▸ **Written task**:
How many lines in these records hold the string "circuits"? Reply with the number alone.

#### Stored rows ####

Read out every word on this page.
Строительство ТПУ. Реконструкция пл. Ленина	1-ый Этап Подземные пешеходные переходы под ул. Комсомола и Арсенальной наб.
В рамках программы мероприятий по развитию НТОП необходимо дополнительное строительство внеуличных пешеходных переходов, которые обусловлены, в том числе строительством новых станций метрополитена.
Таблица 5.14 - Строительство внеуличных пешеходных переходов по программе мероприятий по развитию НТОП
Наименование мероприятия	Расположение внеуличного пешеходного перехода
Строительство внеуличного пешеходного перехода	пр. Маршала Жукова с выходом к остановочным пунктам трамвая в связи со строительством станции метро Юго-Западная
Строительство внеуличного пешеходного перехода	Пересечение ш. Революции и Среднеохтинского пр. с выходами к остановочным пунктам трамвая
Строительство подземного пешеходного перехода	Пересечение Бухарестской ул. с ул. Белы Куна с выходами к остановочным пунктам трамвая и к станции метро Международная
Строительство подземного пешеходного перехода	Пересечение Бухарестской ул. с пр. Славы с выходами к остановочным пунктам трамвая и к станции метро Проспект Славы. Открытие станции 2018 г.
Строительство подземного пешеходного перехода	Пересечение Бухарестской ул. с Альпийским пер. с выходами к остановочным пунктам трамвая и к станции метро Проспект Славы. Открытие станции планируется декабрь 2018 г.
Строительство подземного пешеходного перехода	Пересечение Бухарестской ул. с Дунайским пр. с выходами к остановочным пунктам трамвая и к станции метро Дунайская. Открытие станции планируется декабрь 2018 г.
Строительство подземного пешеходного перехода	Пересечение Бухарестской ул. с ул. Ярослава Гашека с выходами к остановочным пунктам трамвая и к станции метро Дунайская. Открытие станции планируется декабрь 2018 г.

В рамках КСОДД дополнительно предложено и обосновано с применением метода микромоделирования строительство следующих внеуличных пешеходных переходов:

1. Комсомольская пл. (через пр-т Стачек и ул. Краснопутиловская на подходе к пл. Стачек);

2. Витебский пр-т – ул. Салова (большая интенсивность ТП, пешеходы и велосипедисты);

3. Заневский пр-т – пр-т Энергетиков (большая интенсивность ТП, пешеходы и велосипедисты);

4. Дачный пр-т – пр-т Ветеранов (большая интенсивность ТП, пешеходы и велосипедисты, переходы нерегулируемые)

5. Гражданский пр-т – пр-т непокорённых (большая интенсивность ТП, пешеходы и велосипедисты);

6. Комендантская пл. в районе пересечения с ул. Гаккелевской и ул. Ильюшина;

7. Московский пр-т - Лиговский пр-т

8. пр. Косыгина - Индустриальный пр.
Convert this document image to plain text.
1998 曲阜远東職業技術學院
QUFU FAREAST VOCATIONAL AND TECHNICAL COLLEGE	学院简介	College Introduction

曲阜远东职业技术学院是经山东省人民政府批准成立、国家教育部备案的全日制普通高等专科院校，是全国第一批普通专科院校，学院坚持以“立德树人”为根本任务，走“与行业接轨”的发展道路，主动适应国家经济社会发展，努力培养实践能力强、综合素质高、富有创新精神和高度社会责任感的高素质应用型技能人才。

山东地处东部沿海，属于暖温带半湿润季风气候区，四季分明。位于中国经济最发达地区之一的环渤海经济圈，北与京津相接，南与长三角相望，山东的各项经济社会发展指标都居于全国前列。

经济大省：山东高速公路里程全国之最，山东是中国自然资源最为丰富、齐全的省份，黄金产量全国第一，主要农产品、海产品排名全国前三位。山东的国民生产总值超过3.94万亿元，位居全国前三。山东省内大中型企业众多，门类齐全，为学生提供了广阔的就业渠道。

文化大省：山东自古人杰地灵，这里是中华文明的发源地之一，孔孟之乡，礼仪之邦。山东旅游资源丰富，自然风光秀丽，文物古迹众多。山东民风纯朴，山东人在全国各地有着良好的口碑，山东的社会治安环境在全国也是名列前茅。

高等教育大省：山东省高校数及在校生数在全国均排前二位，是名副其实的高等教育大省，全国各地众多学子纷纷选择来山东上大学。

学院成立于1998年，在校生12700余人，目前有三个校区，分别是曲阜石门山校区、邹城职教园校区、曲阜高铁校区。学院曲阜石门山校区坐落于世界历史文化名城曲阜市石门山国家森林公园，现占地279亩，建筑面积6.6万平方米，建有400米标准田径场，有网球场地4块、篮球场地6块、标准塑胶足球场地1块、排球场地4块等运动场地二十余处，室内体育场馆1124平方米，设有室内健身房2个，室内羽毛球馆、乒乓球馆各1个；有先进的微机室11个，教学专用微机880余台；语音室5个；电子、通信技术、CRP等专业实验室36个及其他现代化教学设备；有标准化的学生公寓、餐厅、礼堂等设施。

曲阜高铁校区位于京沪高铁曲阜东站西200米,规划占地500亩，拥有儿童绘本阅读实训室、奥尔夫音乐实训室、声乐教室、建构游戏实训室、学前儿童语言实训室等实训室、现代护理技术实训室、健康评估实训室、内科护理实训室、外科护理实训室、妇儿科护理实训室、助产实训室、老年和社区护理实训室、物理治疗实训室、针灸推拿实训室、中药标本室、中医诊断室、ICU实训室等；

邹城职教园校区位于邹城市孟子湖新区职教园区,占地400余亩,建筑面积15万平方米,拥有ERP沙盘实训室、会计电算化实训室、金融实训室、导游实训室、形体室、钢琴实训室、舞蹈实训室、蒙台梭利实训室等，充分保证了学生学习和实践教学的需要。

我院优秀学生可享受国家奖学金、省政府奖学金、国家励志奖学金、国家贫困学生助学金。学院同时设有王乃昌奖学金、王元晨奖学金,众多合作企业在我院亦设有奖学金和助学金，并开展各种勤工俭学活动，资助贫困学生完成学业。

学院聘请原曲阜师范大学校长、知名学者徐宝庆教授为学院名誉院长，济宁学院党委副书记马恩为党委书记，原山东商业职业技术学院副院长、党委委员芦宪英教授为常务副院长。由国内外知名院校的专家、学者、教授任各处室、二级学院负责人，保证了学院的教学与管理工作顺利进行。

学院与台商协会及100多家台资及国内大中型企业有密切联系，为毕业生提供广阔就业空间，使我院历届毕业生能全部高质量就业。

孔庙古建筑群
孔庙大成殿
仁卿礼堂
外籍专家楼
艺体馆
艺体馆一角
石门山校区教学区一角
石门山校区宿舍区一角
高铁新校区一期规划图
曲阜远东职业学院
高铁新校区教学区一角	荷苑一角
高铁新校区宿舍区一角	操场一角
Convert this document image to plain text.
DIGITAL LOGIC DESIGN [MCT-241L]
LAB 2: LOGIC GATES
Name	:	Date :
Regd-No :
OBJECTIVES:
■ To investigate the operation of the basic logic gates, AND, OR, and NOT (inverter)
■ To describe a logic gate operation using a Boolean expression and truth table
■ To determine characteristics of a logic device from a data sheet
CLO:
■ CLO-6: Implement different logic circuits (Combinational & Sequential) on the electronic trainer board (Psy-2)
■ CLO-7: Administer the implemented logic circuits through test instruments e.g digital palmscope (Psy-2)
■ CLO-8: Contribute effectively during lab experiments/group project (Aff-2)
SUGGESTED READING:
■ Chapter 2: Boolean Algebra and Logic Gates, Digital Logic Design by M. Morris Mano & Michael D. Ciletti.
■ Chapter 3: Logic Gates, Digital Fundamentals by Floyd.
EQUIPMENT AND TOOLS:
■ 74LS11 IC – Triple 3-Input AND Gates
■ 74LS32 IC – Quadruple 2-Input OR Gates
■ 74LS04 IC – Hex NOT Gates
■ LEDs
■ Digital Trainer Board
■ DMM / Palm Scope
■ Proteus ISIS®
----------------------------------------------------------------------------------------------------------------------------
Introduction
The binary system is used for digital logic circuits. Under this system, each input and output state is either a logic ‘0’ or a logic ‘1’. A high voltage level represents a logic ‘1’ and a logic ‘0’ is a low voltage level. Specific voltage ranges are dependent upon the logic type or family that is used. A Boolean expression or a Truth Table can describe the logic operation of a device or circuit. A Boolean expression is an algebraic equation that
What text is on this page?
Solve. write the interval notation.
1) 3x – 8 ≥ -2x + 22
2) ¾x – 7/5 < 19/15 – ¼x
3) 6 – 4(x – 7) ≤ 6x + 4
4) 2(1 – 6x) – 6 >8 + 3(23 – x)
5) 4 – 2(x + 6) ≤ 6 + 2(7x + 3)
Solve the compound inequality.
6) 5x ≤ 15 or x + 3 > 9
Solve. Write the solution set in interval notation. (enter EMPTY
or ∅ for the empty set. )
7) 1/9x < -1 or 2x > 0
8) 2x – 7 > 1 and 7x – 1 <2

####

▸ **Answer below**:
3